[Begin]
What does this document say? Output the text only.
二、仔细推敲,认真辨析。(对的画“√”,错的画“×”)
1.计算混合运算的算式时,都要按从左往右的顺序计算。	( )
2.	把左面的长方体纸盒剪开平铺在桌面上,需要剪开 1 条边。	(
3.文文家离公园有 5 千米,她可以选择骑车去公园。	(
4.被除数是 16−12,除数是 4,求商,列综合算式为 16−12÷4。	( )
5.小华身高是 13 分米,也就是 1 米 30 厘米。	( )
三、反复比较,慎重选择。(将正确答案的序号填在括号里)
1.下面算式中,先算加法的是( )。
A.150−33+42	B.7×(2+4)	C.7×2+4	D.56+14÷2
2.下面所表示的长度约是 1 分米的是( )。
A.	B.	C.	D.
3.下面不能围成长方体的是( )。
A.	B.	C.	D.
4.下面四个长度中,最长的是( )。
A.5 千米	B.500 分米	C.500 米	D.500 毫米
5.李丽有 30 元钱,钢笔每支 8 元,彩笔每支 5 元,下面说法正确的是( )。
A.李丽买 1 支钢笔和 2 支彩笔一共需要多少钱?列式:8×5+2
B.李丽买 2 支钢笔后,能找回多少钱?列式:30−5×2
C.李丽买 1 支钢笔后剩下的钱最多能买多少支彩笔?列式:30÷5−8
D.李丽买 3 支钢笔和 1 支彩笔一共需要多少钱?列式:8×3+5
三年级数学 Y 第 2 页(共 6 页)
[End]
[Begin]
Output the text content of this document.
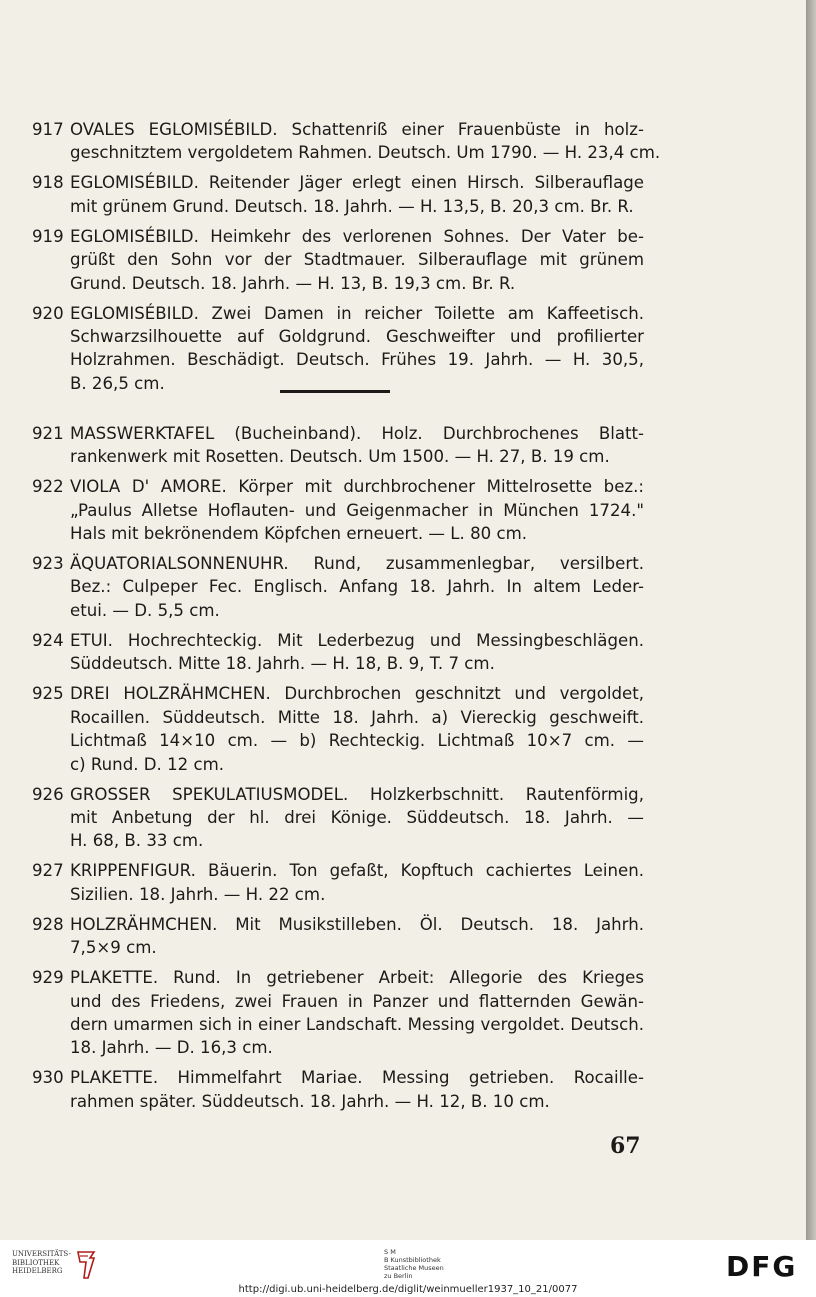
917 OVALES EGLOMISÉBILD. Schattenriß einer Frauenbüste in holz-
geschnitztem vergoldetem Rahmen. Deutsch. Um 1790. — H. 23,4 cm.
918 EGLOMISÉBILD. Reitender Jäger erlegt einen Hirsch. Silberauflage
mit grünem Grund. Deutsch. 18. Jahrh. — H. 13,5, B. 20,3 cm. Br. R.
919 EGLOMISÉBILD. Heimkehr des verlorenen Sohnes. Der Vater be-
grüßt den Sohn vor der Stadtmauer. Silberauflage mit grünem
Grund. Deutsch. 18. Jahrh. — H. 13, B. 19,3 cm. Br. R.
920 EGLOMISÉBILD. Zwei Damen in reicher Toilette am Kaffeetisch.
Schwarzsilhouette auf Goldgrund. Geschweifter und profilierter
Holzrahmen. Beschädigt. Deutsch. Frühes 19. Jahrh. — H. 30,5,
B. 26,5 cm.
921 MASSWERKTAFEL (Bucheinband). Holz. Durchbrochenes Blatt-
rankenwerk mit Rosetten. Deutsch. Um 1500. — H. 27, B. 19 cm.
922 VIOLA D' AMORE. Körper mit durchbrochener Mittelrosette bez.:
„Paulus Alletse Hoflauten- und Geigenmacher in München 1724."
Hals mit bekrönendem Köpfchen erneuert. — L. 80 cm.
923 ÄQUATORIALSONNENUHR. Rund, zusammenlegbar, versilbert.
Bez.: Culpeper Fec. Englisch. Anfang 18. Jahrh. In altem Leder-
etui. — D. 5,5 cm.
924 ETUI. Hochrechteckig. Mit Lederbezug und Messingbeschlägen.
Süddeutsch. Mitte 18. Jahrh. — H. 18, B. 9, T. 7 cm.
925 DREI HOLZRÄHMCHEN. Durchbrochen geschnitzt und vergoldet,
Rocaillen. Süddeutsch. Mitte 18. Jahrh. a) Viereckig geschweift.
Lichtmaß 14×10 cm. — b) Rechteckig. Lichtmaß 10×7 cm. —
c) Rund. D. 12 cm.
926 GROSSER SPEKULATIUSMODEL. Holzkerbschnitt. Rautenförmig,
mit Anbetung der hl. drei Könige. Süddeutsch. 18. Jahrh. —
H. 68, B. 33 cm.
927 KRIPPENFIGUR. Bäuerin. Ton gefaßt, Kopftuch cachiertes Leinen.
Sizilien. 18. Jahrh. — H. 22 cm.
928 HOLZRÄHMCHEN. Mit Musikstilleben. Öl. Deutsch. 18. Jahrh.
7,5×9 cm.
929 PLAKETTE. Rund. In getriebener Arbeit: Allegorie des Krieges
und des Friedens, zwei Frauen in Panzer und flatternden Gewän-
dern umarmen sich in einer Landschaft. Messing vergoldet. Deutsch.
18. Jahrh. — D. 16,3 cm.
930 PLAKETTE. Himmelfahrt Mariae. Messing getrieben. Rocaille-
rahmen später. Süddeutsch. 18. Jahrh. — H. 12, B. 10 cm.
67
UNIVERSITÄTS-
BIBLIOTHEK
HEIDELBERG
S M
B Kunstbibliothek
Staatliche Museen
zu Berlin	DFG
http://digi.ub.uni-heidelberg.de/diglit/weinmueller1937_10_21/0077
[End]
[Begin]
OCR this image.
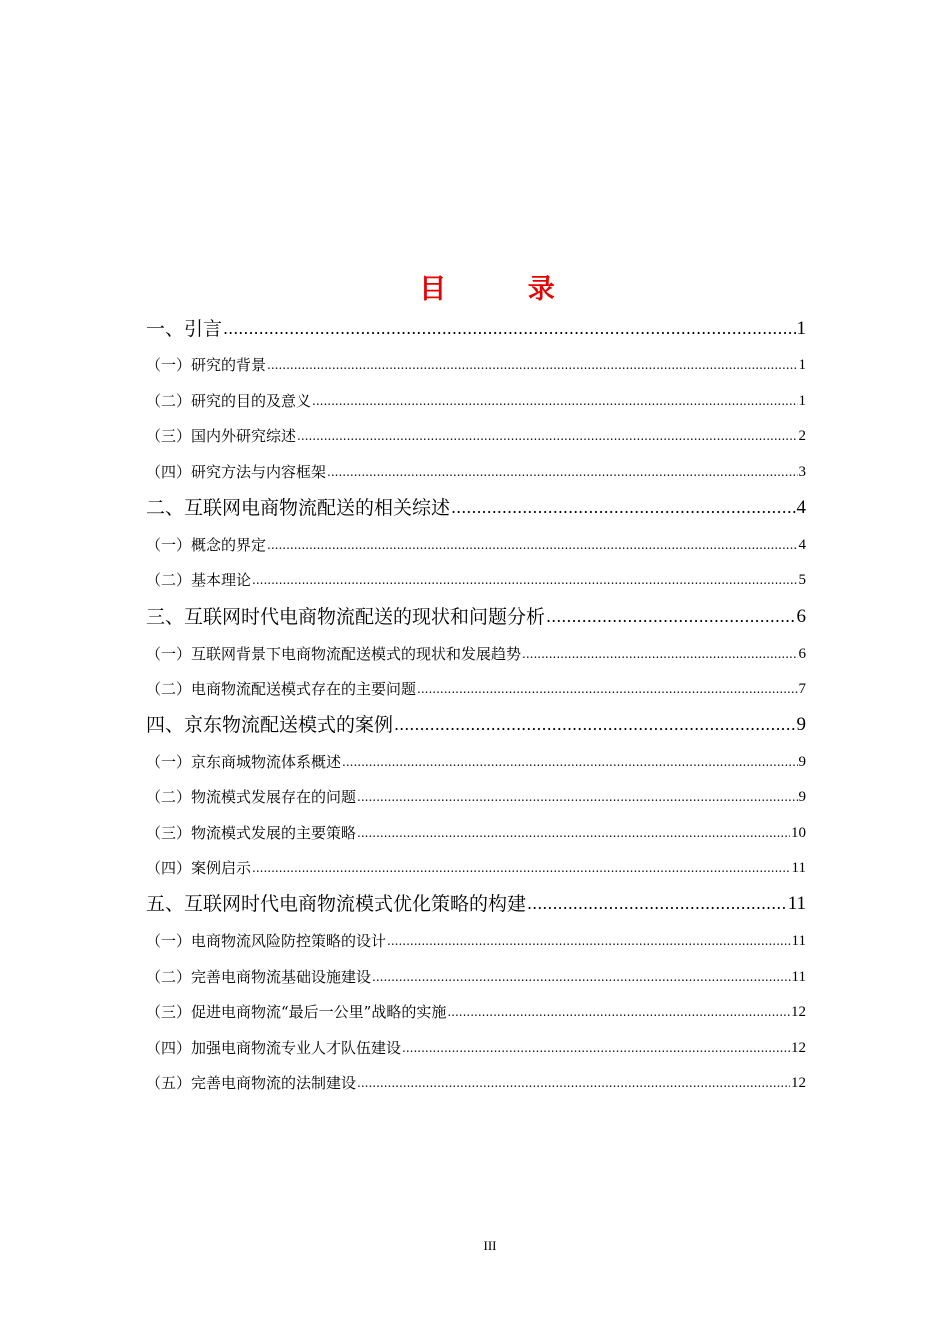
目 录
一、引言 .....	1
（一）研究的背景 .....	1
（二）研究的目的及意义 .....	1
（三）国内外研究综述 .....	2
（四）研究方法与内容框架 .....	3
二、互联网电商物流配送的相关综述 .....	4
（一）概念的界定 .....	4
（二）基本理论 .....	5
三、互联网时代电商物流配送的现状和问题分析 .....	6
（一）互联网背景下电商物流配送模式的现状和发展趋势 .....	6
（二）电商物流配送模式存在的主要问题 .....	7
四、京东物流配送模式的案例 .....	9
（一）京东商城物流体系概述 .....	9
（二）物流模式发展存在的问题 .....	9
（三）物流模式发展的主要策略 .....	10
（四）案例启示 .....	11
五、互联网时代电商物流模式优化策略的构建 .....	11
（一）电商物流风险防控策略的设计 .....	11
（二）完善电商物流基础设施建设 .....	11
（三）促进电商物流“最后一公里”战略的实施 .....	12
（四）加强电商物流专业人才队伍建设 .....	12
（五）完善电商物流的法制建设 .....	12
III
[End]
Where a line of the data holds "Süddeutsch", show that line.

Süddeutsch. Mitte 18. Jahrh. — H. 18, B. 9, T. 7 cm.
Rocaillen. Süddeutsch. Mitte 18. Jahrh. a) Viereckig geschweift.
mit Anbetung der hl. drei Könige. Süddeutsch. 18. Jahrh. —
rahmen später. Süddeutsch. 18. Jahrh. — H. 12, B. 10 cm.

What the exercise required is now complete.